RECORDS SUPPLIED =>
═══

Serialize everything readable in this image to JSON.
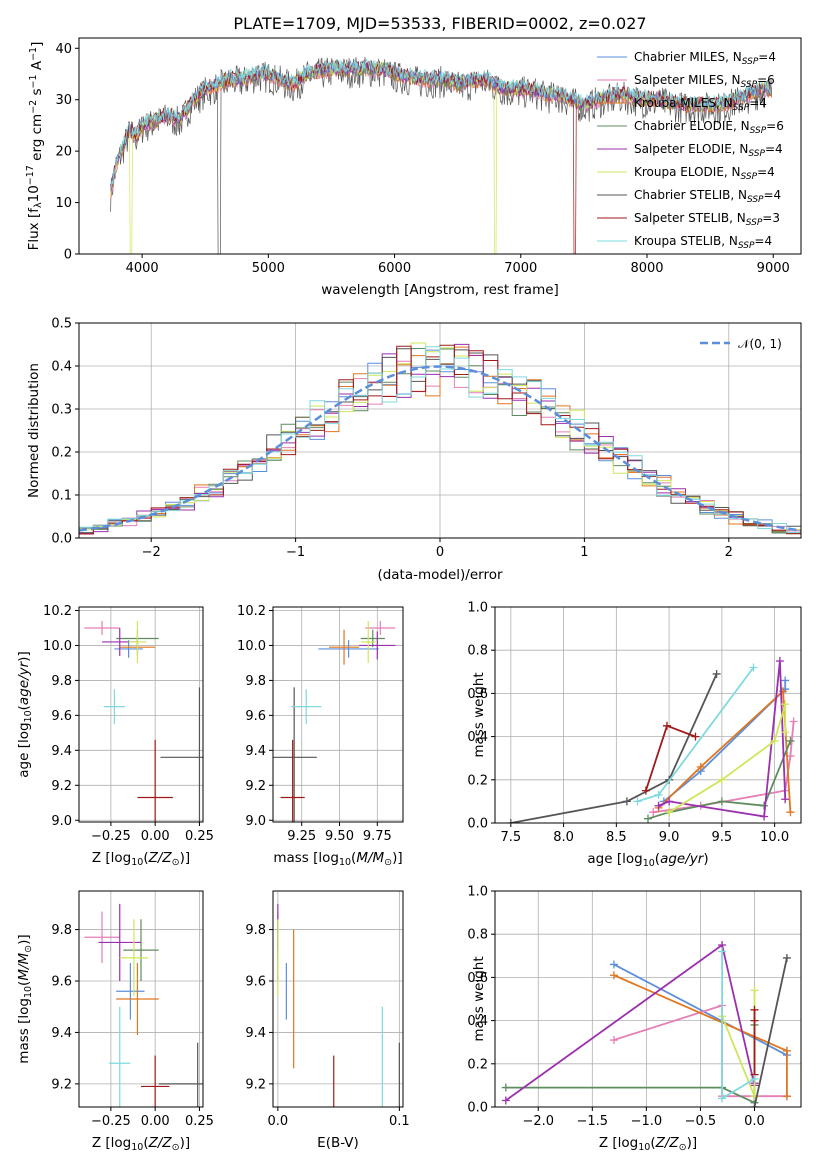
{
  "title": "PLATE=1709, MJD=53533, FIBERID=0002, z=0.027",
  "colors": {
    "chabrier_miles": "#5b8fdc",
    "salpeter_miles": "#e57fb6",
    "kroupa_miles": "#e1761e",
    "chabrier_elodie": "#5f8c5f",
    "salpeter_elodie": "#9b2fae",
    "kroupa_elodie": "#cfe65a",
    "chabrier_stelib": "#555555",
    "salpeter_stelib": "#a11a1a",
    "kroupa_stelib": "#7fd9dd",
    "normal": "#5b8fdc",
    "grid": "#b0b0b0"
  },
  "chart_data": [
    {
      "id": "spectrum",
      "type": "line",
      "xlabel": "wavelength [Angstrom, rest frame]",
      "ylabel": "Flux [f",
      "xlim": [
        3500,
        9220
      ],
      "ylim": [
        0,
        42
      ],
      "xticks": [
        4000,
        5000,
        6000,
        7000,
        8000,
        9000
      ],
      "yticks": [
        0,
        10,
        20,
        30,
        40
      ],
      "grid": false,
      "legend_position": "top-right",
      "legend": [
        {
          "key": "chabrier_miles",
          "text": "Chabrier MILES, N",
          "sub": "SSP",
          "tail": "=4"
        },
        {
          "key": "salpeter_miles",
          "text": "Salpeter MILES, N",
          "sub": "SSP",
          "tail": "=6"
        },
        {
          "key": "kroupa_miles",
          "text": "Kroupa MILES, N",
          "sub": "SSP",
          "tail": "=4"
        },
        {
          "key": "chabrier_elodie",
          "text": "Chabrier ELODIE, N",
          "sub": "SSP",
          "tail": "=6"
        },
        {
          "key": "salpeter_elodie",
          "text": "Salpeter ELODIE, N",
          "sub": "SSP",
          "tail": "=4"
        },
        {
          "key": "kroupa_elodie",
          "text": "Kroupa ELODIE, N",
          "sub": "SSP",
          "tail": "=4"
        },
        {
          "key": "chabrier_stelib",
          "text": "Chabrier STELIB, N",
          "sub": "SSP",
          "tail": "=4"
        },
        {
          "key": "salpeter_stelib",
          "text": "Salpeter STELIB, N",
          "sub": "SSP",
          "tail": "=3"
        },
        {
          "key": "kroupa_stelib",
          "text": "Kroupa STELIB, N",
          "sub": "SSP",
          "tail": "=4"
        }
      ],
      "continuum_points": [
        [
          3750,
          12
        ],
        [
          3800,
          18
        ],
        [
          3850,
          21
        ],
        [
          3900,
          24
        ],
        [
          3950,
          23
        ],
        [
          4000,
          25
        ],
        [
          4100,
          26
        ],
        [
          4200,
          27
        ],
        [
          4300,
          26
        ],
        [
          4400,
          30
        ],
        [
          4500,
          32
        ],
        [
          4600,
          33
        ],
        [
          4700,
          34
        ],
        [
          4800,
          34
        ],
        [
          4900,
          35
        ],
        [
          5000,
          35
        ],
        [
          5100,
          34
        ],
        [
          5200,
          33
        ],
        [
          5300,
          35
        ],
        [
          5400,
          35.5
        ],
        [
          5500,
          36
        ],
        [
          5600,
          36
        ],
        [
          5700,
          36
        ],
        [
          5800,
          36
        ],
        [
          5900,
          36
        ],
        [
          6000,
          35
        ],
        [
          6100,
          34.5
        ],
        [
          6200,
          34
        ],
        [
          6300,
          34
        ],
        [
          6400,
          34
        ],
        [
          6500,
          33
        ],
        [
          6600,
          33.5
        ],
        [
          6700,
          34
        ],
        [
          6800,
          33
        ],
        [
          6900,
          32
        ],
        [
          7000,
          32
        ],
        [
          7100,
          32
        ],
        [
          7200,
          31
        ],
        [
          7300,
          31
        ],
        [
          7400,
          30
        ],
        [
          7500,
          29
        ],
        [
          7600,
          30
        ],
        [
          7700,
          30.5
        ],
        [
          7800,
          31
        ],
        [
          7900,
          30.5
        ],
        [
          8000,
          30
        ],
        [
          8100,
          30
        ],
        [
          8200,
          29.5
        ],
        [
          8300,
          29
        ],
        [
          8400,
          29
        ],
        [
          8500,
          29
        ],
        [
          8600,
          29
        ],
        [
          8700,
          30
        ],
        [
          8800,
          31
        ],
        [
          8900,
          32
        ],
        [
          9000,
          32
        ]
      ]
    },
    {
      "id": "residuals",
      "type": "bar",
      "xlabel": "(data-model)/error",
      "ylabel": "Normed distribution",
      "xlim": [
        -2.5,
        2.5
      ],
      "ylim": [
        0,
        0.5
      ],
      "xticks": [
        -2,
        -1,
        0,
        1,
        2
      ],
      "yticks": [
        0.0,
        0.1,
        0.2,
        0.3,
        0.4,
        0.5
      ],
      "grid": true,
      "legend_position": "top-right",
      "legend": [
        {
          "key": "normal",
          "text": "𝒩(0, 1)"
        }
      ],
      "bin_width": 0.1
    },
    {
      "id": "age_vs_Z",
      "type": "scatter",
      "xlabel": "Z [log",
      "ylabel": "age  [log",
      "xlim": [
        -0.43,
        0.27
      ],
      "ylim": [
        8.99,
        10.22
      ],
      "xticks": [
        -0.25,
        0.0,
        0.25
      ],
      "xticklabels": [
        "−0.25",
        "0.00",
        "0.25"
      ],
      "yticks": [
        9.0,
        9.2,
        9.4,
        9.6,
        9.8,
        10.0,
        10.2
      ],
      "grid": true,
      "points": [
        {
          "key": "chabrier_miles",
          "x": -0.15,
          "y": 9.98,
          "xerr": 0.08,
          "yerr": 0.05
        },
        {
          "key": "salpeter_miles",
          "x": -0.3,
          "y": 10.1,
          "xerr": 0.1,
          "yerr": 0.04
        },
        {
          "key": "kroupa_miles",
          "x": -0.1,
          "y": 9.99,
          "xerr": 0.1,
          "yerr": 0.05
        },
        {
          "key": "chabrier_elodie",
          "x": -0.1,
          "y": 10.04,
          "xerr": 0.12,
          "yerr": 0.05
        },
        {
          "key": "salpeter_elodie",
          "x": -0.2,
          "y": 10.02,
          "xerr": 0.1,
          "yerr": 0.08
        },
        {
          "key": "kroupa_elodie",
          "x": -0.1,
          "y": 10.02,
          "xerr": 0.05,
          "yerr": 0.12
        },
        {
          "key": "chabrier_stelib",
          "x": 0.25,
          "y": 9.36,
          "xerr": 0.22,
          "yerr": 0.4
        },
        {
          "key": "salpeter_stelib",
          "x": 0.0,
          "y": 9.13,
          "xerr": 0.1,
          "yerr": 0.33
        },
        {
          "key": "kroupa_stelib",
          "x": -0.23,
          "y": 9.65,
          "xerr": 0.06,
          "yerr": 0.1
        }
      ]
    },
    {
      "id": "age_vs_mass",
      "type": "scatter",
      "xlabel": "mass [log",
      "ylabel": "",
      "xlim": [
        9.06,
        9.92
      ],
      "ylim": [
        8.99,
        10.22
      ],
      "xticks": [
        9.25,
        9.5,
        9.75
      ],
      "xticklabels": [
        "9.25",
        "9.50",
        "9.75"
      ],
      "yticks": [
        9.0,
        9.2,
        9.4,
        9.6,
        9.8,
        10.0,
        10.2
      ],
      "grid": true,
      "points": [
        {
          "key": "chabrier_miles",
          "x": 9.56,
          "y": 9.98,
          "xerr": 0.2,
          "yerr": 0.05
        },
        {
          "key": "salpeter_miles",
          "x": 9.77,
          "y": 10.1,
          "xerr": 0.1,
          "yerr": 0.04
        },
        {
          "key": "kroupa_miles",
          "x": 9.53,
          "y": 9.99,
          "xerr": 0.1,
          "yerr": 0.1
        },
        {
          "key": "chabrier_elodie",
          "x": 9.72,
          "y": 10.04,
          "xerr": 0.08,
          "yerr": 0.05
        },
        {
          "key": "salpeter_elodie",
          "x": 9.75,
          "y": 10.0,
          "xerr": 0.12,
          "yerr": 0.08
        },
        {
          "key": "kroupa_elodie",
          "x": 9.69,
          "y": 10.02,
          "xerr": 0.05,
          "yerr": 0.12
        },
        {
          "key": "chabrier_stelib",
          "x": 9.2,
          "y": 9.36,
          "xerr": 0.15,
          "yerr": 0.4
        },
        {
          "key": "salpeter_stelib",
          "x": 9.19,
          "y": 9.13,
          "xerr": 0.08,
          "yerr": 0.33
        },
        {
          "key": "kroupa_stelib",
          "x": 9.28,
          "y": 9.65,
          "xerr": 0.1,
          "yerr": 0.1
        }
      ]
    },
    {
      "id": "weight_vs_age",
      "type": "line",
      "xlabel": "age  [log",
      "ylabel": "mass weight",
      "xlim": [
        7.35,
        10.25
      ],
      "ylim": [
        0,
        1.0
      ],
      "xticks": [
        7.5,
        8.0,
        8.5,
        9.0,
        9.5,
        10.0
      ],
      "yticks": [
        0.0,
        0.2,
        0.4,
        0.6,
        0.8,
        1.0
      ],
      "grid": true,
      "series": [
        {
          "key": "chabrier_miles",
          "x": [
            8.95,
            9.3,
            10.1,
            10.1
          ],
          "y": [
            0.1,
            0.24,
            0.62,
            0.66
          ]
        },
        {
          "key": "salpeter_miles",
          "x": [
            8.85,
            9.3,
            10.1,
            10.15,
            10.18
          ],
          "y": [
            0.05,
            0.08,
            0.15,
            0.31,
            0.47
          ]
        },
        {
          "key": "kroupa_miles",
          "x": [
            8.9,
            9.3,
            10.08,
            10.15
          ],
          "y": [
            0.07,
            0.26,
            0.61,
            0.05
          ]
        },
        {
          "key": "chabrier_elodie",
          "x": [
            8.8,
            9.0,
            9.5,
            9.9,
            10.15
          ],
          "y": [
            0.02,
            0.05,
            0.1,
            0.08,
            0.38
          ]
        },
        {
          "key": "salpeter_elodie",
          "x": [
            8.9,
            9.0,
            9.9,
            10.05,
            10.1
          ],
          "y": [
            0.08,
            0.1,
            0.03,
            0.75,
            0.11
          ]
        },
        {
          "key": "kroupa_elodie",
          "x": [
            9.0,
            9.5,
            10.0,
            10.1,
            10.1
          ],
          "y": [
            0.05,
            0.2,
            0.38,
            0.55,
            0.42
          ]
        },
        {
          "key": "chabrier_stelib",
          "x": [
            7.5,
            8.6,
            9.0,
            9.45
          ],
          "y": [
            0.0,
            0.1,
            0.2,
            0.69
          ]
        },
        {
          "key": "salpeter_stelib",
          "x": [
            8.78,
            8.98,
            9.25
          ],
          "y": [
            0.15,
            0.45,
            0.4
          ]
        },
        {
          "key": "kroupa_stelib",
          "x": [
            8.7,
            8.9,
            9.8
          ],
          "y": [
            0.1,
            0.13,
            0.72
          ]
        }
      ]
    },
    {
      "id": "mass_vs_Z",
      "type": "scatter",
      "xlabel": "Z [log",
      "ylabel": "mass [log",
      "xlim": [
        -0.43,
        0.27
      ],
      "ylim": [
        9.11,
        9.95
      ],
      "xticks": [
        -0.25,
        0.0,
        0.25
      ],
      "xticklabels": [
        "−0.25",
        "0.00",
        "0.25"
      ],
      "yticks": [
        9.2,
        9.4,
        9.6,
        9.8
      ],
      "grid": true,
      "points": [
        {
          "key": "chabrier_miles",
          "x": -0.14,
          "y": 9.56,
          "xerr": 0.08,
          "yerr": 0.11
        },
        {
          "key": "salpeter_miles",
          "x": -0.3,
          "y": 9.77,
          "xerr": 0.1,
          "yerr": 0.1
        },
        {
          "key": "kroupa_miles",
          "x": -0.1,
          "y": 9.53,
          "xerr": 0.12,
          "yerr": 0.14
        },
        {
          "key": "chabrier_elodie",
          "x": -0.08,
          "y": 9.72,
          "xerr": 0.1,
          "yerr": 0.12
        },
        {
          "key": "salpeter_elodie",
          "x": -0.2,
          "y": 9.75,
          "xerr": 0.12,
          "yerr": 0.15
        },
        {
          "key": "kroupa_elodie",
          "x": -0.12,
          "y": 9.69,
          "xerr": 0.08,
          "yerr": 0.15
        },
        {
          "key": "chabrier_stelib",
          "x": 0.24,
          "y": 9.2,
          "xerr": 0.22,
          "yerr": 0.16
        },
        {
          "key": "salpeter_stelib",
          "x": 0.0,
          "y": 9.19,
          "xerr": 0.08,
          "yerr": 0.12
        },
        {
          "key": "kroupa_stelib",
          "x": -0.2,
          "y": 9.28,
          "xerr": 0.06,
          "yerr": 0.22
        }
      ]
    },
    {
      "id": "mass_vs_ebv",
      "type": "scatter",
      "xlabel": "E(B-V)",
      "ylabel": "",
      "xlim": [
        -0.004,
        0.103
      ],
      "ylim": [
        9.11,
        9.95
      ],
      "xticks": [
        0.0,
        0.1
      ],
      "xticklabels": [
        "0.0",
        "0.1"
      ],
      "yticks": [
        9.2,
        9.4,
        9.6,
        9.8
      ],
      "grid": true,
      "points": [
        {
          "key": "chabrier_miles",
          "x": 0.007,
          "y": 9.56,
          "xerr": 0,
          "yerr": 0.11
        },
        {
          "key": "salpeter_miles",
          "x": 0.0,
          "y": 9.77,
          "xerr": 0,
          "yerr": 0.1
        },
        {
          "key": "kroupa_miles",
          "x": 0.013,
          "y": 9.53,
          "xerr": 0,
          "yerr": 0.27
        },
        {
          "key": "chabrier_elodie",
          "x": 0.0,
          "y": 9.72,
          "xerr": 0,
          "yerr": 0.12
        },
        {
          "key": "salpeter_elodie",
          "x": 0.0,
          "y": 9.81,
          "xerr": 0,
          "yerr": 0.09
        },
        {
          "key": "kroupa_elodie",
          "x": 0.0,
          "y": 9.69,
          "xerr": 0,
          "yerr": 0.15
        },
        {
          "key": "chabrier_stelib",
          "x": 0.1,
          "y": 9.2,
          "xerr": 0,
          "yerr": 0.16
        },
        {
          "key": "salpeter_stelib",
          "x": 0.046,
          "y": 9.19,
          "xerr": 0,
          "yerr": 0.12
        },
        {
          "key": "kroupa_stelib",
          "x": 0.086,
          "y": 9.28,
          "xerr": 0,
          "yerr": 0.22
        }
      ]
    },
    {
      "id": "weight_vs_Z",
      "type": "line",
      "xlabel": "Z [log",
      "ylabel": "mass weight",
      "xlim": [
        -2.4,
        0.43
      ],
      "ylim": [
        0,
        1.0
      ],
      "xticks": [
        -2.0,
        -1.5,
        -1.0,
        -0.5,
        0.0
      ],
      "xticklabels": [
        "−2.0",
        "−1.5",
        "−1.0",
        "−0.5",
        "0.0"
      ],
      "yticks": [
        0.0,
        0.2,
        0.4,
        0.6,
        0.8,
        1.0
      ],
      "grid": true,
      "series": [
        {
          "key": "chabrier_miles",
          "x": [
            -1.3,
            0.3,
            0.3
          ],
          "y": [
            0.66,
            0.24,
            0.26
          ]
        },
        {
          "key": "salpeter_miles",
          "x": [
            -1.3,
            -0.3,
            -0.3,
            0.3
          ],
          "y": [
            0.31,
            0.47,
            0.05,
            0.05
          ]
        },
        {
          "key": "kroupa_miles",
          "x": [
            -1.3,
            0.3,
            0.3
          ],
          "y": [
            0.61,
            0.26,
            0.05
          ]
        },
        {
          "key": "chabrier_elodie",
          "x": [
            -2.3,
            -0.3,
            0.0,
            0.0
          ],
          "y": [
            0.09,
            0.09,
            0.02,
            0.38
          ]
        },
        {
          "key": "salpeter_elodie",
          "x": [
            -2.3,
            -0.3,
            0.0,
            0.0
          ],
          "y": [
            0.03,
            0.75,
            0.1,
            0.11
          ]
        },
        {
          "key": "kroupa_elodie",
          "x": [
            -0.3,
            0.0,
            0.0
          ],
          "y": [
            0.42,
            0.05,
            0.54
          ]
        },
        {
          "key": "chabrier_stelib",
          "x": [
            0.0,
            0.3
          ],
          "y": [
            0.0,
            0.69
          ]
        },
        {
          "key": "salpeter_stelib",
          "x": [
            0.0,
            0.0,
            0.0
          ],
          "y": [
            0.45,
            0.15,
            0.4
          ]
        },
        {
          "key": "kroupa_stelib",
          "x": [
            -0.3,
            -0.3,
            0.0
          ],
          "y": [
            0.72,
            0.04,
            0.13
          ]
        }
      ]
    }
  ]
}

═══

WHAT THIS TASK INVOLVES => For the data above, state how many lines contain "ylabel"; the number is the whole answer.

EXERCISE RESULT => 8